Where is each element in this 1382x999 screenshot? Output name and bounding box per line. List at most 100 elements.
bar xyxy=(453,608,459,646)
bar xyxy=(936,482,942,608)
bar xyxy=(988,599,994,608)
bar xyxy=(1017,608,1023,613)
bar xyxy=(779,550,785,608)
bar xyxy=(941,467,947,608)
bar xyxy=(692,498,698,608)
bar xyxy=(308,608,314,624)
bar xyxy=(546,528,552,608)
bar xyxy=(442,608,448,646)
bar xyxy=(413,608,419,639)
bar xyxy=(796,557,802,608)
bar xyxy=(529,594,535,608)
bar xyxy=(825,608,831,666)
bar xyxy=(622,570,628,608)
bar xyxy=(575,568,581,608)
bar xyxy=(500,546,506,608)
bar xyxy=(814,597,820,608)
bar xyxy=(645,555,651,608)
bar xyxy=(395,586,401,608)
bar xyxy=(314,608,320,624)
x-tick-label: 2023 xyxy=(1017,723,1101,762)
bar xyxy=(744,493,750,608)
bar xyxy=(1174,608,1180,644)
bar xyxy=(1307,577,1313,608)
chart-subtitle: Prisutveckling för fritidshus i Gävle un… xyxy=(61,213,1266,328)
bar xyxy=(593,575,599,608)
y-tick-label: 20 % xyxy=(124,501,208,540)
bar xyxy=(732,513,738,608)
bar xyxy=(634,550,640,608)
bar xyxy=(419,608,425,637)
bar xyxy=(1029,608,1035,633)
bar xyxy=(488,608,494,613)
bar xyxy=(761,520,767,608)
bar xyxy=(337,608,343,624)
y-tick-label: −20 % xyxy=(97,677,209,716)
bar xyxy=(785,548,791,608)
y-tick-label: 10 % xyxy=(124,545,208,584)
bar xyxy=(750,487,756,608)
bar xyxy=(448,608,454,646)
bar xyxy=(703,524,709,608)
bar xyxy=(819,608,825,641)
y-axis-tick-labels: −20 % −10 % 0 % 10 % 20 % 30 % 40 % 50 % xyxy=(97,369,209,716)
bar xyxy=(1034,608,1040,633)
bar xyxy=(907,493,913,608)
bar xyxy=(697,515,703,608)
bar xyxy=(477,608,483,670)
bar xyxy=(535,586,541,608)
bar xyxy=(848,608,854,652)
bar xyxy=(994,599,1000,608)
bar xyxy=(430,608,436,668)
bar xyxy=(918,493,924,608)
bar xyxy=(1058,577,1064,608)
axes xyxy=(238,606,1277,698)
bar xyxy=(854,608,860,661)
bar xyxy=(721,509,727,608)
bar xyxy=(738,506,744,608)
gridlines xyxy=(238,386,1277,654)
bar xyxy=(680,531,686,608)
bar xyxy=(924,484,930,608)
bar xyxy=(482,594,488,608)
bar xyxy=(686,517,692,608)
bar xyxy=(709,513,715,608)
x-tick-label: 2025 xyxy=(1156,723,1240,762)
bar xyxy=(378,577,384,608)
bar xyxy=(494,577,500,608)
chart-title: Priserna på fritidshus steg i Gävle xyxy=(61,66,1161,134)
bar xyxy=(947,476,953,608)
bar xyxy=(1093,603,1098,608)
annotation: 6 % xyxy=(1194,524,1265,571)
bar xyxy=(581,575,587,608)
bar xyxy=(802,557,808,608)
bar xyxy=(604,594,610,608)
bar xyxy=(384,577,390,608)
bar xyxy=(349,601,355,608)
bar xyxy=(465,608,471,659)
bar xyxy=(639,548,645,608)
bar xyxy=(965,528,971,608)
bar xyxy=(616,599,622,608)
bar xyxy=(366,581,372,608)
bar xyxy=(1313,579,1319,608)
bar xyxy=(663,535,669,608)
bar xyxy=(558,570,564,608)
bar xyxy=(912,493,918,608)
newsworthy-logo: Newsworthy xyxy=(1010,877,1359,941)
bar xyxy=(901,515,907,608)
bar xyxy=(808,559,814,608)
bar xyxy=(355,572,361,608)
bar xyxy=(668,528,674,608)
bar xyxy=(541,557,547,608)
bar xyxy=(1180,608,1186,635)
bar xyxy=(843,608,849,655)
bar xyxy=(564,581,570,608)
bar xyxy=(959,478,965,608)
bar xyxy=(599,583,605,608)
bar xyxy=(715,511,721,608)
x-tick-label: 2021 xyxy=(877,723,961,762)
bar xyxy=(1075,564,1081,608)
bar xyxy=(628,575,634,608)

----

Express every line above as a JSON list of strings, one string per line, leaving out blank lines.

[
  "Where is each element in this 1382x999 screenshot? Output name and bounding box per line. List at most 100 elements.",
  "bar xyxy=(453,608,459,646)",
  "bar xyxy=(936,482,942,608)",
  "bar xyxy=(988,599,994,608)",
  "bar xyxy=(1017,608,1023,613)",
  "bar xyxy=(779,550,785,608)",
  "bar xyxy=(941,467,947,608)",
  "bar xyxy=(692,498,698,608)",
  "bar xyxy=(308,608,314,624)",
  "bar xyxy=(546,528,552,608)",
  "bar xyxy=(442,608,448,646)",
  "bar xyxy=(413,608,419,639)",
  "bar xyxy=(796,557,802,608)",
  "bar xyxy=(529,594,535,608)",
  "bar xyxy=(825,608,831,666)",
  "bar xyxy=(622,570,628,608)",
  "bar xyxy=(575,568,581,608)",
  "bar xyxy=(500,546,506,608)",
  "bar xyxy=(814,597,820,608)",
  "bar xyxy=(645,555,651,608)",
  "bar xyxy=(395,586,401,608)",
  "bar xyxy=(314,608,320,624)",
  "x-tick-label: 2023 xyxy=(1017,723,1101,762)",
  "bar xyxy=(744,493,750,608)",
  "bar xyxy=(1174,608,1180,644)",
  "bar xyxy=(1307,577,1313,608)",
  "chart-subtitle: Prisutveckling för fritidshus i Gävle un… xyxy=(61,213,1266,328)",
  "bar xyxy=(593,575,599,608)",
  "y-tick-label: 20 % xyxy=(124,501,208,540)",
  "bar xyxy=(732,513,738,608)",
  "bar xyxy=(634,550,640,608)",
  "bar xyxy=(419,608,425,637)",
  "bar xyxy=(1029,608,1035,633)",
  "bar xyxy=(488,608,494,613)",
  "bar xyxy=(761,520,767,608)",
  "bar xyxy=(337,608,343,624)",
  "y-tick-label: −20 % xyxy=(97,677,209,716)",
  "bar xyxy=(785,548,791,608)",
  "y-tick-label: 10 % xyxy=(124,545,208,584)",
  "bar xyxy=(750,487,756,608)",
  "bar xyxy=(448,608,454,646)",
  "bar xyxy=(703,524,709,608)",
  "bar xyxy=(819,608,825,641)",
  "y-axis-tick-labels: −20 % −10 % 0 % 10 % 20 % 30 % 40 % 50 % xyxy=(97,369,209,716)",
  "bar xyxy=(1034,608,1040,633)",
  "bar xyxy=(907,493,913,608)",
  "bar xyxy=(697,515,703,608)",
  "bar xyxy=(477,608,483,670)",
  "bar xyxy=(535,586,541,608)",
  "bar xyxy=(848,608,854,652)",
  "bar xyxy=(994,599,1000,608)",
  "bar xyxy=(430,608,436,668)",
  "bar xyxy=(918,493,924,608)",
  "bar xyxy=(1058,577,1064,608)",
  "axes xyxy=(238,606,1277,698)",
  "bar xyxy=(854,608,860,661)",
  "bar xyxy=(721,509,727,608)",
  "bar xyxy=(738,506,744,608)",
  "gridlines xyxy=(238,386,1277,654)",
  "bar xyxy=(680,531,686,608)",
  "bar xyxy=(924,484,930,608)",
  "bar xyxy=(482,594,488,608)",
  "bar xyxy=(686,517,692,608)",
  "bar xyxy=(709,513,715,608)",
  "x-tick-label: 2025 xyxy=(1156,723,1240,762)",
  "bar xyxy=(378,577,384,608)",
  "bar xyxy=(494,577,500,608)",
  "chart-title: Priserna på fritidshus steg i Gävle xyxy=(61,66,1161,134)",
  "bar xyxy=(947,476,953,608)",
  "bar xyxy=(1093,603,1098,608)",
  "annotation: 6 % xyxy=(1194,524,1265,571)",
  "bar xyxy=(581,575,587,608)",
  "bar xyxy=(802,557,808,608)",
  "bar xyxy=(604,594,610,608)",
  "bar xyxy=(384,577,390,608)",
  "bar xyxy=(349,601,355,608)",
  "bar xyxy=(465,608,471,659)",
  "bar xyxy=(639,548,645,608)",
  "bar xyxy=(965,528,971,608)",
  "bar xyxy=(616,599,622,608)",
  "bar xyxy=(366,581,372,608)",
  "bar xyxy=(1313,579,1319,608)",
  "bar xyxy=(663,535,669,608)",
  "bar xyxy=(558,570,564,608)",
  "bar xyxy=(912,493,918,608)",
  "newsworthy-logo: Newsworthy xyxy=(1010,877,1359,941)",
  "bar xyxy=(901,515,907,608)",
  "bar xyxy=(808,559,814,608)",
  "bar xyxy=(355,572,361,608)",
  "bar xyxy=(668,528,674,608)",
  "bar xyxy=(541,557,547,608)",
  "bar xyxy=(1180,608,1186,635)",
  "bar xyxy=(843,608,849,655)",
  "bar xyxy=(564,581,570,608)",
  "bar xyxy=(959,478,965,608)",
  "bar xyxy=(599,583,605,608)",
  "bar xyxy=(715,511,721,608)",
  "x-tick-label: 2021 xyxy=(877,723,961,762)",
  "bar xyxy=(1075,564,1081,608)",
  "bar xyxy=(628,575,634,608)"
]